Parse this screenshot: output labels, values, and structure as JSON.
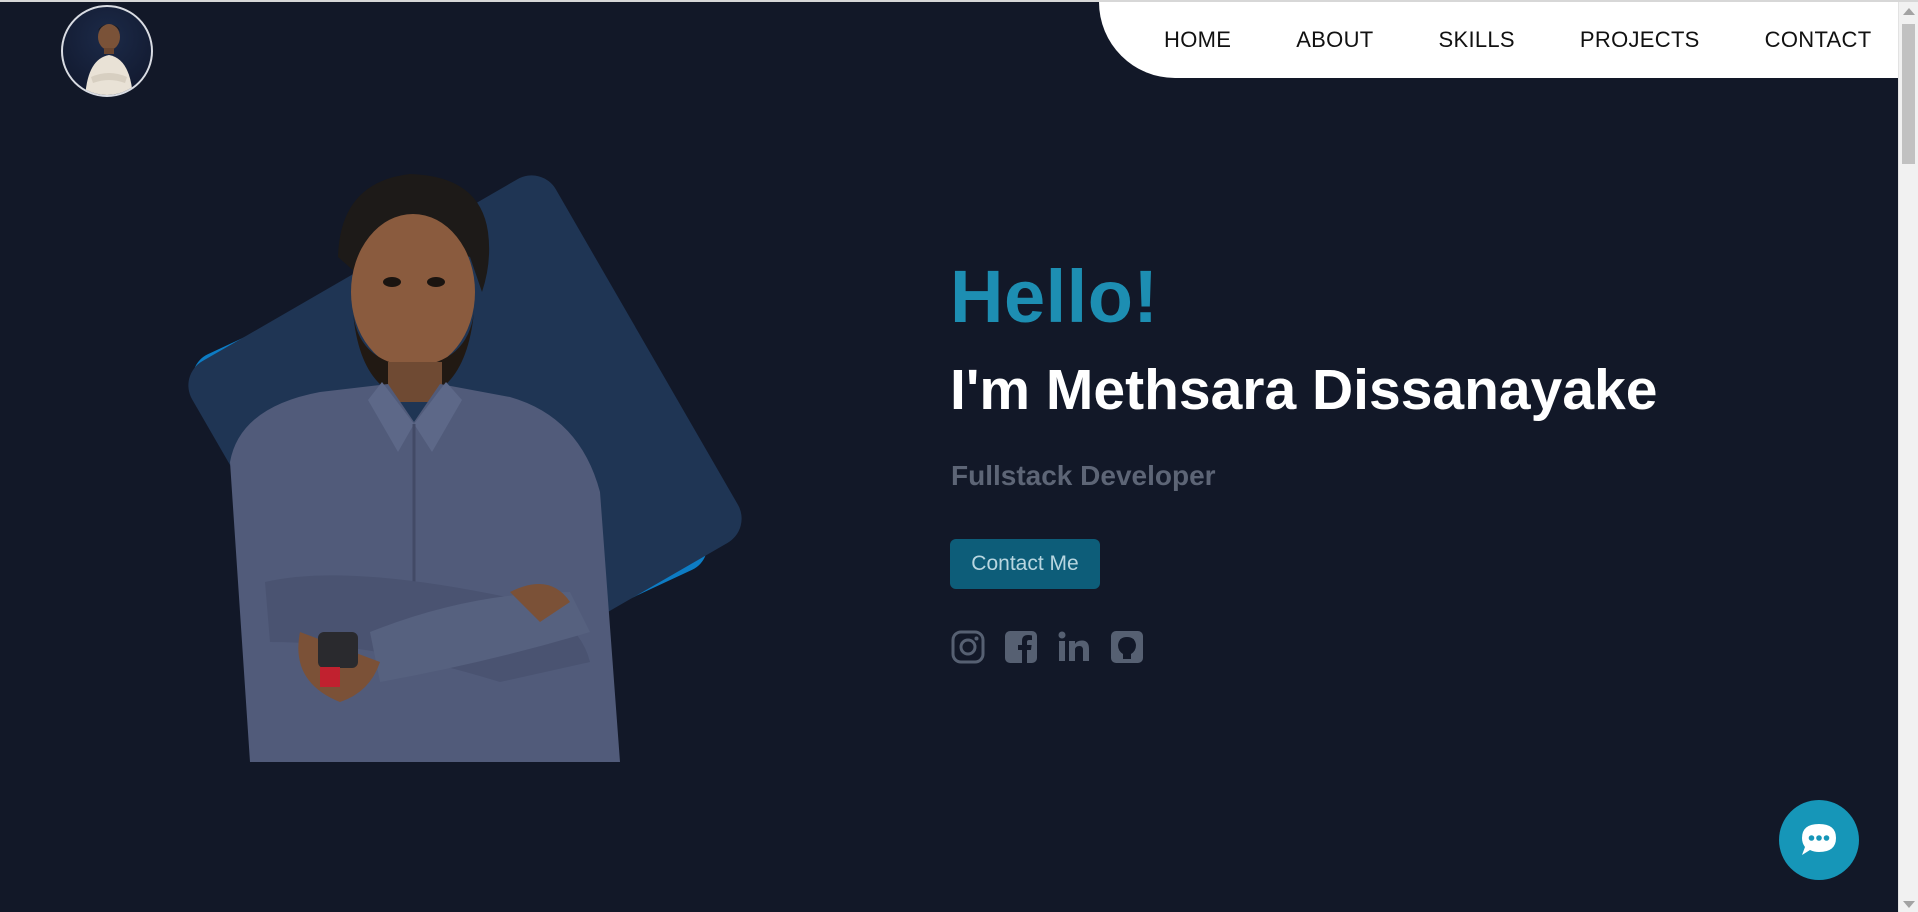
{
  "nav": {
    "items": [
      {
        "label": "HOME"
      },
      {
        "label": "ABOUT"
      },
      {
        "label": "SKILLS"
      },
      {
        "label": "PROJECTS"
      },
      {
        "label": "CONTACT"
      }
    ]
  },
  "hero": {
    "greeting": "Hello!",
    "name": "I'm Methsara Dissanayake",
    "role": "Fullstack Developer",
    "cta_label": "Contact Me"
  },
  "socials": [
    {
      "icon": "instagram-icon"
    },
    {
      "icon": "facebook-icon"
    },
    {
      "icon": "linkedin-icon"
    },
    {
      "icon": "github-icon"
    }
  ],
  "colors": {
    "background": "#121828",
    "accent": "#1d8eb2",
    "button": "#0d5d79",
    "card_blue": "#0d7cc4",
    "card_navy": "#1f3554",
    "muted_text": "#5d6576"
  }
}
------------
— WRITTEN TASK —
Exclude all images and restate the records above word for word.

— FULL SOLUTION —
Parse this screenshot: output labels, values, and structure as JSON.
{
  "nav": {
    "items": [
      {
        "label": "HOME"
      },
      {
        "label": "ABOUT"
      },
      {
        "label": "SKILLS"
      },
      {
        "label": "PROJECTS"
      },
      {
        "label": "CONTACT"
      }
    ]
  },
  "hero": {
    "greeting": "Hello!",
    "name": "I'm Methsara Dissanayake",
    "role": "Fullstack Developer",
    "cta_label": "Contact Me"
  },
  "socials": [
    {
      "icon": "instagram-icon"
    },
    {
      "icon": "facebook-icon"
    },
    {
      "icon": "linkedin-icon"
    },
    {
      "icon": "github-icon"
    }
  ],
  "colors": {
    "background": "#121828",
    "accent": "#1d8eb2",
    "button": "#0d5d79",
    "card_blue": "#0d7cc4",
    "card_navy": "#1f3554",
    "muted_text": "#5d6576"
  }
}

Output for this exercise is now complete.